(Recorded data)
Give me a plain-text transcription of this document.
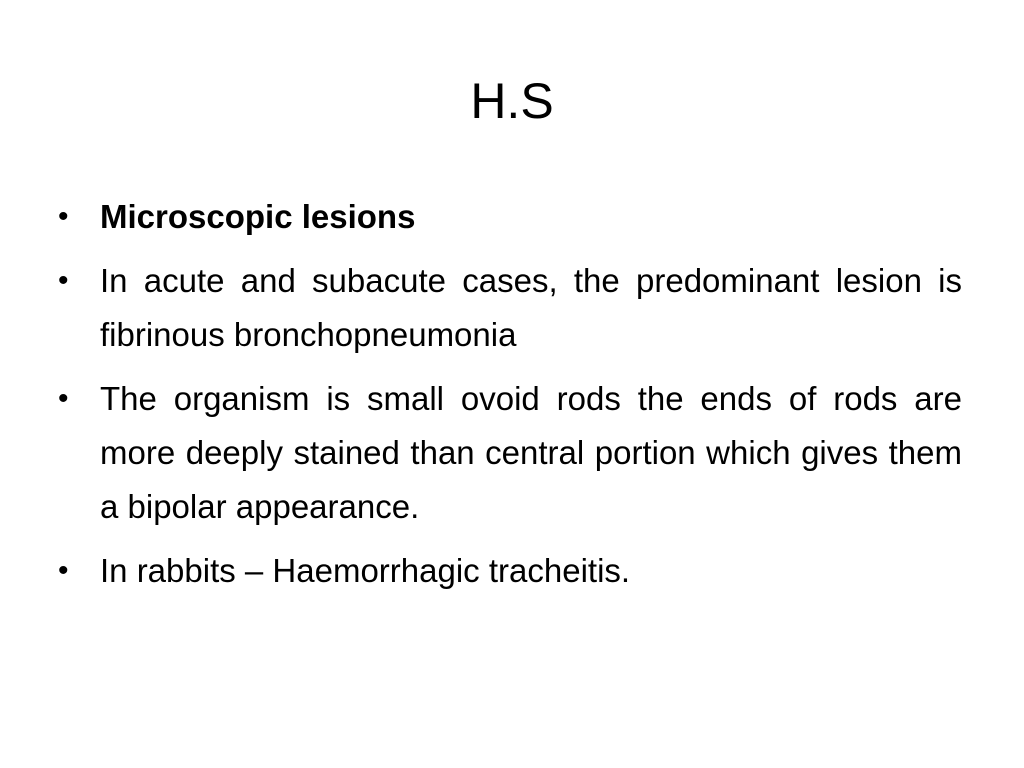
H.S
• Microscopic lesions
• In acute and subacute cases, the predominant lesion is fibrinous bronchopneumonia
• The organism is small ovoid rods the ends of rods are more deeply stained than central portion which gives them a bipolar appearance.
• In rabbits – Haemorrhagic tracheitis.
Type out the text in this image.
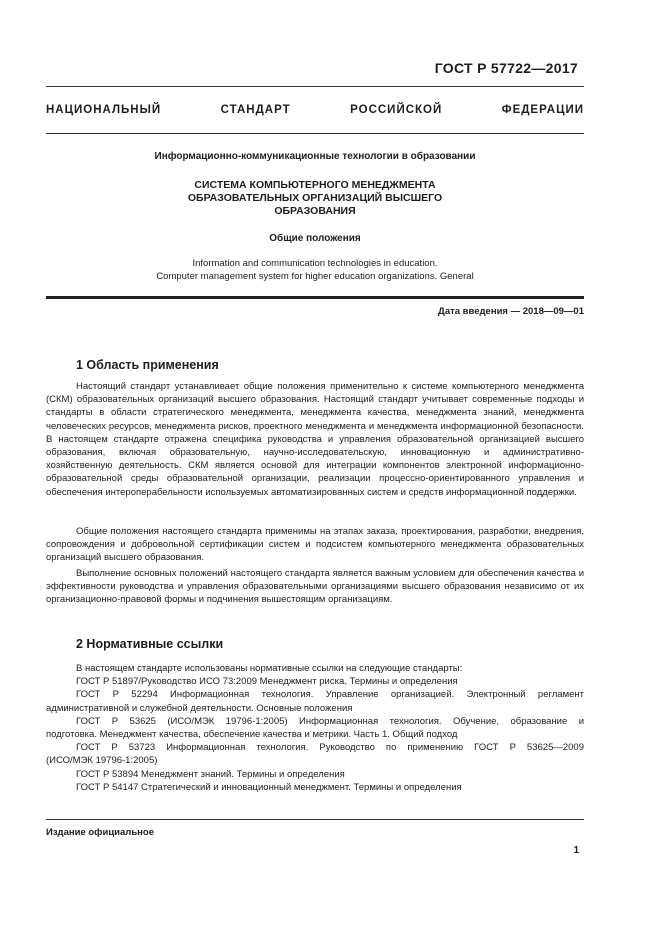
ГОСТ Р 57722—2017
НАЦИОНАЛЬНЫЙ СТАНДАРТ РОССИЙСКОЙ ФЕДЕРАЦИИ
Информационно-коммуникационные технологии в образовании
СИСТЕМА КОМПЬЮТЕРНОГО МЕНЕДЖМЕНТА
ОБРАЗОВАТЕЛЬНЫХ ОРГАНИЗАЦИЙ ВЫСШЕГО
ОБРАЗОВАНИЯ
Общие положения
Information and communication technologies in education.
Computer management system for higher education organizations. General
Дата введения — 2018—09—01
1 Область применения
Настоящий стандарт устанавливает общие положения применительно к системе компьютерного менеджмента (СКМ) образовательных организаций высшего образования. Настоящий стандарт учитывает современные подходы и стандарты в области стратегического менеджмента, менеджмента качества, менеджмента знаний, менеджмента человеческих ресурсов, менеджмента рисков, проектного менеджмента и менеджмента информационной безопасности. В настоящем стандарте отражена специфика руководства и управления образовательной организацией высшего образования, включая образовательную, научно-исследовательскую, инновационную и административно-хозяйственную деятельность. СКМ является основой для интеграции компонентов электронной информационно-образовательной среды образовательной организации, реализации процессно-ориентированного управления и обеспечения интероперабельности используемых автоматизированных систем и средств информационной поддержки.
Общие положения настоящего стандарта применимы на этапах заказа, проектирования, разработки, внедрения, сопровождения и добровольной сертификации систем и подсистем компьютерного менеджмента образовательных организаций высшего образования.
Выполнение основных положений настоящего стандарта является важным условием для обеспечения качества и эффективности руководства и управления образовательными организациями высшего образования независимо от их организационно-правовой формы и подчинения вышестоящим организациям.
2 Нормативные ссылки
В настоящем стандарте использованы нормативные ссылки на следующие стандарты:
ГОСТ Р 51897/Руководство ИСО 73:2009 Менеджмент риска. Термины и определения
ГОСТ Р 52294 Информационная технология. Управление организацией. Электронный регламент
административной и служебной деятельности. Основные положения
ГОСТ Р 53625 (ИСО/МЭК 19796-1:2005) Информационная технология. Обучение, образование и
подготовка. Менеджмент качества, обеспечение качества и метрики. Часть 1. Общий подход
ГОСТ Р 53723 Информационная технология. Руководство по применению ГОСТ Р 53625—2009
(ИСО/МЭК 19796-1:2005)
ГОСТ Р 53894 Менеджмент знаний. Термины и определения
ГОСТ Р 54147 Стратегический и инновационный менеджмент. Термины и определения
Издание официальное
1
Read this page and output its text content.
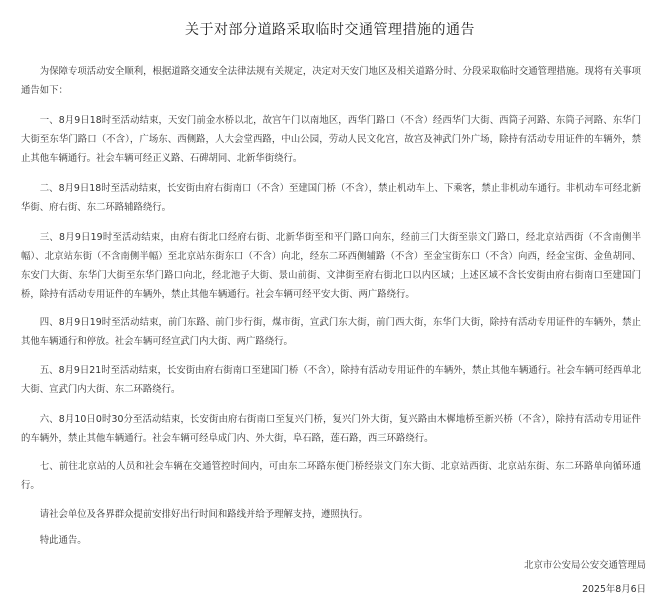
关于对部分道路采取临时交通管理措施的通告

为保障专项活动安全顺利，根据道路交通安全法律法规有关规定，决定对天安门地区及相关道路分时、分段采取临时交通管理措施。现将有关事项通告如下：

一、8月9日18时至活动结束，天安门前金水桥以北，故宫午门以南地区，西华门路口（不含）经西华门大街、西筒子河路、东筒子河路、东华门大街至东华门路口（不含），广场东、西侧路，人大会堂西路，中山公园，劳动人民文化宫，故宫及神武门外广场，除持有活动专用证件的车辆外，禁止其他车辆通行。社会车辆可经正义路、石碑胡同、北新华街绕行。

二、8月9日18时至活动结束，长安街由府右街南口（不含）至建国门桥（不含），禁止机动车上、下乘客，禁止非机动车通行。非机动车可经北新华街、府右街、东二环路辅路绕行。

三、8月9日19时至活动结束，由府右街北口经府右街、北新华街至和平门路口向东，经前三门大街至崇文门路口，经北京站西街（不含南侧半幅）、北京站东街（不含南侧半幅）至北京站东街东口（不含）向北，经东二环西侧辅路（不含）至金宝街东口（不含）向西，经金宝街、金鱼胡同、东安门大街、东华门大街至东华门路口向北，经北池子大街、景山前街、文津街至府右街北口以内区域；上述区域不含长安街由府右街南口至建国门桥，除持有活动专用证件的车辆外，禁止其他车辆通行。社会车辆可经平安大街、两广路绕行。

四、8月9日19时至活动结束，前门东路、前门步行街，煤市街，宣武门东大街，前门西大街，东华门大街，除持有活动专用证件的车辆外，禁止其他车辆通行和停放。社会车辆可经宣武门内大街、两广路绕行。

五、8月9日21时至活动结束，长安街由府右街南口至建国门桥（不含），除持有活动专用证件的车辆外，禁止其他车辆通行。社会车辆可经西单北大街、宣武门内大街、东二环路绕行。

六、8月10日0时30分至活动结束，长安街由府右街南口至复兴门桥，复兴门外大街，复兴路由木樨地桥至新兴桥（不含），除持有活动专用证件的车辆外，禁止其他车辆通行。社会车辆可经阜成门内、外大街，阜石路，莲石路，西三环路绕行。

七、前往北京站的人员和社会车辆在交通管控时间内，可由东二环路东便门桥经崇文门东大街、北京站西街、北京站东街、东二环路单向循环通行。

请社会单位及各界群众提前安排好出行时间和路线并给予理解支持，遵照执行。

特此通告。

北京市公安局公安交通管理局

2025年8月6日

THE PROBLEM =
Each entry gets copied exactly; the pictures stay out.

EXERCISE SOLUTION =
Give me a plain-text transcription of this document.
H.S
• Microscopic lesions
• In acute and subacute cases, the predominant lesion is fibrinous bronchopneumonia
• The organism is small ovoid rods the ends of rods are more deeply stained than central portion which gives them a bipolar appearance.
• In rabbits – Haemorrhagic tracheitis.
Type out the text in this image.
ГОСТ Р 57722—2017
НАЦИОНАЛЬНЫЙ СТАНДАРТ РОССИЙСКОЙ ФЕДЕРАЦИИ
Информационно-коммуникационные технологии в образовании
СИСТЕМА КОМПЬЮТЕРНОГО МЕНЕДЖМЕНТА
ОБРАЗОВАТЕЛЬНЫХ ОРГАНИЗАЦИЙ ВЫСШЕГО
ОБРАЗОВАНИЯ
Общие положения
Information and communication technologies in education.
Computer management system for higher education organizations. General
Дата введения — 2018—09—01
1 Область применения
Настоящий стандарт устанавливает общие положения применительно к системе компьютерного менеджмента (СКМ) образовательных организаций высшего образования. Настоящий стандарт учитывает современные подходы и стандарты в области стратегического менеджмента, менеджмента качества, менеджмента знаний, менеджмента человеческих ресурсов, менеджмента рисков, проектного менеджмента и менеджмента информационной безопасности. В настоящем стандарте отражена специфика руководства и управления образовательной организацией высшего образования, включая образовательную, научно-исследовательскую, инновационную и административно-хозяйственную деятельность. СКМ является основой для интеграции компонентов электронной информационно-образовательной среды образовательной организации, реализации процессно-ориентированного управления и обеспечения интероперабельности используемых автоматизированных систем и средств информационной поддержки.
Общие положения настоящего стандарта применимы на этапах заказа, проектирования, разработки, внедрения, сопровождения и добровольной сертификации систем и подсистем компьютерного менеджмента образовательных организаций высшего образования.
Выполнение основных положений настоящего стандарта является важным условием для обеспечения качества и эффективности руководства и управления образовательными организациями высшего образования независимо от их организационно-правовой формы и подчинения вышестоящим организациям.
2 Нормативные ссылки
В настоящем стандарте использованы нормативные ссылки на следующие стандарты:
ГОСТ Р 51897/Руководство ИСО 73:2009 Менеджмент риска. Термины и определения
ГОСТ Р 52294 Информационная технология. Управление организацией. Электронный регламент
административной и служебной деятельности. Основные положения
ГОСТ Р 53625 (ИСО/МЭК 19796-1:2005) Информационная технология. Обучение, образование и
подготовка. Менеджмент качества, обеспечение качества и метрики. Часть 1. Общий подход
ГОСТ Р 53723 Информационная технология. Руководство по применению ГОСТ Р 53625—2009
(ИСО/МЭК 19796-1:2005)
ГОСТ Р 53894 Менеджмент знаний. Термины и определения
ГОСТ Р 54147 Стратегический и инновационный менеджмент. Термины и определения
Издание официальное
1
Read this page and output its text content.
关于对部分道路采取临时交通管理措施的通告

为保障专项活动安全顺利，根据道路交通安全法律法规有关规定，决定对天安门地区及相关道路分时、分段采取临时交通管理措施。现将有关事项通告如下：

一、8月9日18时至活动结束，天安门前金水桥以北，故宫午门以南地区，西华门路口（不含）经西华门大街、西筒子河路、东筒子河路、东华门大街至东华门路口（不含），广场东、西侧路，人大会堂西路，中山公园，劳动人民文化宫，故宫及神武门外广场，除持有活动专用证件的车辆外，禁止其他车辆通行。社会车辆可经正义路、石碑胡同、北新华街绕行。

二、8月9日18时至活动结束，长安街由府右街南口（不含）至建国门桥（不含），禁止机动车上、下乘客，禁止非机动车通行。非机动车可经北新华街、府右街、东二环路辅路绕行。

三、8月9日19时至活动结束，由府右街北口经府右街、北新华街至和平门路口向东，经前三门大街至崇文门路口，经北京站西街（不含南侧半幅）、北京站东街（不含南侧半幅）至北京站东街东口（不含）向北，经东二环西侧辅路（不含）至金宝街东口（不含）向西，经金宝街、金鱼胡同、东安门大街、东华门大街至东华门路口向北，经北池子大街、景山前街、文津街至府右街北口以内区域；上述区域不含长安街由府右街南口至建国门桥，除持有活动专用证件的车辆外，禁止其他车辆通行。社会车辆可经平安大街、两广路绕行。

四、8月9日19时至活动结束，前门东路、前门步行街，煤市街，宣武门东大街，前门西大街，东华门大街，除持有活动专用证件的车辆外，禁止其他车辆通行和停放。社会车辆可经宣武门内大街、两广路绕行。

五、8月9日21时至活动结束，长安街由府右街南口至建国门桥（不含），除持有活动专用证件的车辆外，禁止其他车辆通行。社会车辆可经西单北大街、宣武门内大街、东二环路绕行。

六、8月10日0时30分至活动结束，长安街由府右街南口至复兴门桥，复兴门外大街，复兴路由木樨地桥至新兴桥（不含），除持有活动专用证件的车辆外，禁止其他车辆通行。社会车辆可经阜成门内、外大街，阜石路，莲石路，西三环路绕行。

七、前往北京站的人员和社会车辆在交通管控时间内，可由东二环路东便门桥经崇文门东大街、北京站西街、北京站东街、东二环路单向循环通行。

请社会单位及各界群众提前安排好出行时间和路线并给予理解支持，遵照执行。

特此通告。

北京市公安局公安交通管理局

2025年8月6日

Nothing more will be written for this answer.